Keep only the lines of the data below that contain "screenshot", and copy them.

-- Record set --
____________
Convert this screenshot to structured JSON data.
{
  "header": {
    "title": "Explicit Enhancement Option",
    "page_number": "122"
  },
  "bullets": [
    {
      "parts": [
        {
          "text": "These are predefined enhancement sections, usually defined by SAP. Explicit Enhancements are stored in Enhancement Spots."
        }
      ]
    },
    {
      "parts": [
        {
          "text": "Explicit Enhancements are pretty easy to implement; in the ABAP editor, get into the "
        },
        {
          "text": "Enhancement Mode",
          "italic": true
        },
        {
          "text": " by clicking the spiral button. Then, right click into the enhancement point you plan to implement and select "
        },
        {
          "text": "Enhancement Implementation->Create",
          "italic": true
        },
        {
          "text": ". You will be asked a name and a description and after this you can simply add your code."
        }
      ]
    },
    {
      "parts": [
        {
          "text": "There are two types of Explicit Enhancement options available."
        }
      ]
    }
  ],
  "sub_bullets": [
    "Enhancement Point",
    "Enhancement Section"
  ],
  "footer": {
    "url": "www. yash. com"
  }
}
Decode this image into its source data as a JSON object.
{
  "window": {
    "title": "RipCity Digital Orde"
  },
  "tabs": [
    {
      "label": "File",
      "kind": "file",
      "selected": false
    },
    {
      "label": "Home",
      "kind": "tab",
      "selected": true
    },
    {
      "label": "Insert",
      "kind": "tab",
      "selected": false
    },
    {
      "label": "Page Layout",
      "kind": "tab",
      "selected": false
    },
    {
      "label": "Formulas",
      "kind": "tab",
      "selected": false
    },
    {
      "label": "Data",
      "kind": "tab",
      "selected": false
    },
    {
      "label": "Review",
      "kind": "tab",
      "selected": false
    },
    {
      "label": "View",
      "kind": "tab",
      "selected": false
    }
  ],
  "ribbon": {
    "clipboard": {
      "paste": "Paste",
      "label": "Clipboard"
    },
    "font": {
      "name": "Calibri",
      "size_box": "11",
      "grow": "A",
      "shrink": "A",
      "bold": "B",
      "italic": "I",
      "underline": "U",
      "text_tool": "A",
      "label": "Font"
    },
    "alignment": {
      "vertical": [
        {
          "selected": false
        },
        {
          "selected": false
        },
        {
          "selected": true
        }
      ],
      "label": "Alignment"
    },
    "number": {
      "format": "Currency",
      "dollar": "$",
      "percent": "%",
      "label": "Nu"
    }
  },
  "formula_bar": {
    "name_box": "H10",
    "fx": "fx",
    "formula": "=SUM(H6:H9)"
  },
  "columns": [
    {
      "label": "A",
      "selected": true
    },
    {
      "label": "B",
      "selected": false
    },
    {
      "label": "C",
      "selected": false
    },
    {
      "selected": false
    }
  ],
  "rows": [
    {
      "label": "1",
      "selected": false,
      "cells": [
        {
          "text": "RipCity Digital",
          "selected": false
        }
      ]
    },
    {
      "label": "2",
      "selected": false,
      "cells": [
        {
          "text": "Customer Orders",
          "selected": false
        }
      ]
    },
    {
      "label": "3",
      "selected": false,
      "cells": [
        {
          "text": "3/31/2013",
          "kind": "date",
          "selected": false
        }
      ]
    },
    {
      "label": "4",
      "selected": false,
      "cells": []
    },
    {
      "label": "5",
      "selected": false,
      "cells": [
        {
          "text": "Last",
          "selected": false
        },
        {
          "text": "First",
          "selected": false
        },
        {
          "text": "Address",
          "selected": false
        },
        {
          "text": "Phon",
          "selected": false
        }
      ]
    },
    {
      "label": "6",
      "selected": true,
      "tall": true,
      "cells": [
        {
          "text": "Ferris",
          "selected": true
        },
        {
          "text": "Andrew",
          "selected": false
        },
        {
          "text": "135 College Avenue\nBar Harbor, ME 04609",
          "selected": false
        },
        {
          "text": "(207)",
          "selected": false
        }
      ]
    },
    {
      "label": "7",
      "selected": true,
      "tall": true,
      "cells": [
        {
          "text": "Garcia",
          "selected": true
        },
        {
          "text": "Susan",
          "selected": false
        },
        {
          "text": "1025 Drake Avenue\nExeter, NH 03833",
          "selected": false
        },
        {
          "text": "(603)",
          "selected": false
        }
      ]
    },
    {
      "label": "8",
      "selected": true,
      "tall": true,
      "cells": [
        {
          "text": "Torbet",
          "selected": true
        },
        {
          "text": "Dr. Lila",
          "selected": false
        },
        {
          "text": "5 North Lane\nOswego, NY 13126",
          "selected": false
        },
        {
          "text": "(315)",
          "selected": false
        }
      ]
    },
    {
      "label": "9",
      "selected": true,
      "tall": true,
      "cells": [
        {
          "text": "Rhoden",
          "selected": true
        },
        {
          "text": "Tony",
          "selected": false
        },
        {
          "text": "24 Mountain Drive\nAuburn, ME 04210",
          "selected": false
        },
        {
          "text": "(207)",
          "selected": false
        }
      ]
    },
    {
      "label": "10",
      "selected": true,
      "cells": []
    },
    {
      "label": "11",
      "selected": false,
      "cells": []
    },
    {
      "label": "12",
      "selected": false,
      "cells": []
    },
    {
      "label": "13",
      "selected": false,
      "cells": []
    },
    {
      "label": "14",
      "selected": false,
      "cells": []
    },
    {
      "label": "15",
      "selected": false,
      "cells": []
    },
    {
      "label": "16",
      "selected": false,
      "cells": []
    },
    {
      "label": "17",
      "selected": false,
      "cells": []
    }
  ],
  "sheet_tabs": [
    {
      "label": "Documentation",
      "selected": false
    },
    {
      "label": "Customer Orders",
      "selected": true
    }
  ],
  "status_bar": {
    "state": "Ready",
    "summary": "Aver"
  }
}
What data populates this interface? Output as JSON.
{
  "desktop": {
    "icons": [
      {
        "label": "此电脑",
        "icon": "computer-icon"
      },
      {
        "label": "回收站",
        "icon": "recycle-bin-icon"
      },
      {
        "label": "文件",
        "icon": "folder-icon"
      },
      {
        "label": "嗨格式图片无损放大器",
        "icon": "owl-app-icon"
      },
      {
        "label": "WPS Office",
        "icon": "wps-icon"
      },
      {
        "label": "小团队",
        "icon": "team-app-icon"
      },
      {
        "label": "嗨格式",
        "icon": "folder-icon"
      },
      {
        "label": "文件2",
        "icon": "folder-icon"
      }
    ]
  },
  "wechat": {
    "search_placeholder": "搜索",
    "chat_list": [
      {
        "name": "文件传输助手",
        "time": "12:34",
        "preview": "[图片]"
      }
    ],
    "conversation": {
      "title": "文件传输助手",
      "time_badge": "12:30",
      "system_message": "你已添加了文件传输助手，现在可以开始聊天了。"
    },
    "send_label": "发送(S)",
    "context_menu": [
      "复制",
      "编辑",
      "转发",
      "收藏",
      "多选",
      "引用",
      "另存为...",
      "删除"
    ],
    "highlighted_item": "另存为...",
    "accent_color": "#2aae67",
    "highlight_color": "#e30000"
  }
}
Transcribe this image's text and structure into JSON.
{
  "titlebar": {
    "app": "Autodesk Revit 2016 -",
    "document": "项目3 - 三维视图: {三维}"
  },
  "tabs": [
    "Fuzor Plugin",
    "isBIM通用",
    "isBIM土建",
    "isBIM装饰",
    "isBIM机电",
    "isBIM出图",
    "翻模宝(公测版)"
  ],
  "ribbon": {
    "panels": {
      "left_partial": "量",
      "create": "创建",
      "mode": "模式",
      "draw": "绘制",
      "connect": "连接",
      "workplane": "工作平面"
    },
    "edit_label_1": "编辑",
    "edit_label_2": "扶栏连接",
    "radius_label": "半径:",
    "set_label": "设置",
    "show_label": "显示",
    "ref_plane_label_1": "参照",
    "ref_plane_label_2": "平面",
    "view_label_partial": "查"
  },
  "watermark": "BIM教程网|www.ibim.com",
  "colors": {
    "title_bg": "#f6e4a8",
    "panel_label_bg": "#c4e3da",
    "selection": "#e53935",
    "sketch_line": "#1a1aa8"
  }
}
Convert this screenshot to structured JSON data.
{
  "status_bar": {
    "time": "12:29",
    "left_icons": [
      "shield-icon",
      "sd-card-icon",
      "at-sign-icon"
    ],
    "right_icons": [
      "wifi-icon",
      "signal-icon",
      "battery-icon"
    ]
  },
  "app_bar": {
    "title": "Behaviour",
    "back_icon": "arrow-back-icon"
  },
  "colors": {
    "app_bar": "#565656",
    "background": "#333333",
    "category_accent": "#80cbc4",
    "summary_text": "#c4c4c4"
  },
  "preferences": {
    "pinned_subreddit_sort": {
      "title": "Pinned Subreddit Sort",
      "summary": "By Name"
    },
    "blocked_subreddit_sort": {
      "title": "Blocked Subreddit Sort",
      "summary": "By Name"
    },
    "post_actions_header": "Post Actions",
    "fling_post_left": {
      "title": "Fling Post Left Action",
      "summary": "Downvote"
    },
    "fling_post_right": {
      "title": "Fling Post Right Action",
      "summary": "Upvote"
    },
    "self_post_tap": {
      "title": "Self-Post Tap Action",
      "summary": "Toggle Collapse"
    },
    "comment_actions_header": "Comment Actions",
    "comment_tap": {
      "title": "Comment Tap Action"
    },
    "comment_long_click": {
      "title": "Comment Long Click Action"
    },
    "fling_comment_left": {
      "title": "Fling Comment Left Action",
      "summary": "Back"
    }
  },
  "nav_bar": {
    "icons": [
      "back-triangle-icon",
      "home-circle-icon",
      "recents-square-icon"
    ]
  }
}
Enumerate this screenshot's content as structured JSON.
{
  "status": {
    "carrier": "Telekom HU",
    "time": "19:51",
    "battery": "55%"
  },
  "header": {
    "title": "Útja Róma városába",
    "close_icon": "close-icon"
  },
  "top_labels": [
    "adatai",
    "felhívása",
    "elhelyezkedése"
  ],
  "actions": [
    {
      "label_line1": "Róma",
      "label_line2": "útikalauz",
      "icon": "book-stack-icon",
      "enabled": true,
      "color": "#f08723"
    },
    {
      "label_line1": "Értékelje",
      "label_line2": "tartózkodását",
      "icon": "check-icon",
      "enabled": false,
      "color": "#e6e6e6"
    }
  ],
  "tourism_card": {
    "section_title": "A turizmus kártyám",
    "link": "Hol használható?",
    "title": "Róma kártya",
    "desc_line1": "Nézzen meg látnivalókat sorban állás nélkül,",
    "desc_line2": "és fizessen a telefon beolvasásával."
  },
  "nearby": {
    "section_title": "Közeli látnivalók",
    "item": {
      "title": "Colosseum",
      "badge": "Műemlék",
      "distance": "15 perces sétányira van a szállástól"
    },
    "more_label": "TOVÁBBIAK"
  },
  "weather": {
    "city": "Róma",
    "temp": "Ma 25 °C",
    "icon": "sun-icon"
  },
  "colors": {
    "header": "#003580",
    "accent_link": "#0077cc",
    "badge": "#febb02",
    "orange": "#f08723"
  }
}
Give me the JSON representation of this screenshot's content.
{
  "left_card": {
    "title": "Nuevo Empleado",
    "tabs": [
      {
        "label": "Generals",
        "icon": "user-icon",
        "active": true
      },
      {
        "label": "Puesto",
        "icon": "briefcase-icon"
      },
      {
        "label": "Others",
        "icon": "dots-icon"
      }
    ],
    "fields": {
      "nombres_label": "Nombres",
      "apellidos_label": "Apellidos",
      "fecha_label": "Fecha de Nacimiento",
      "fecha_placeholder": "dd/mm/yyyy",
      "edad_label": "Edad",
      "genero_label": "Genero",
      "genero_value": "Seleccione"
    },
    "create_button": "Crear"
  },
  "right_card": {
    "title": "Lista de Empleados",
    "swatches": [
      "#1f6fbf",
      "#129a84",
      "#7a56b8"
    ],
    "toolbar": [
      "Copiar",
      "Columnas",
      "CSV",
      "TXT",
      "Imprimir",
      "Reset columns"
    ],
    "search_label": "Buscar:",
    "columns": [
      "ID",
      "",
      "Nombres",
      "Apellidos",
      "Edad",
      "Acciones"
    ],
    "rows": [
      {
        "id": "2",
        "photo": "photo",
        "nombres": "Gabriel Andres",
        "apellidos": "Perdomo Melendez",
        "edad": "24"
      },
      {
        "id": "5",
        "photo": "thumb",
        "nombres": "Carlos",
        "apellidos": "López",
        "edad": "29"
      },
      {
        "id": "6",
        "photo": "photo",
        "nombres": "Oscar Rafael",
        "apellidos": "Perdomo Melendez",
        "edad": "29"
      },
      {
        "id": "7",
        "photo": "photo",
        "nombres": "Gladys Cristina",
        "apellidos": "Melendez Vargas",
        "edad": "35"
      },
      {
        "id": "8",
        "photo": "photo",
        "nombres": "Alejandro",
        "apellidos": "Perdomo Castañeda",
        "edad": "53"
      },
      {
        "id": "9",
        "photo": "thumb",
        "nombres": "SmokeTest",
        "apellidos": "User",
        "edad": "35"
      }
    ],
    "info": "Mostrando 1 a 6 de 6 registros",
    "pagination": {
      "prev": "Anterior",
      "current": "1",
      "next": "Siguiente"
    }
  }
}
____________
-- Output --
Convert this screenshot to structured JSON data.
Convert this screenshot to structured JSON data.
Enumerate this screenshot's content as structured JSON.
Give me the JSON representation of this screenshot's content.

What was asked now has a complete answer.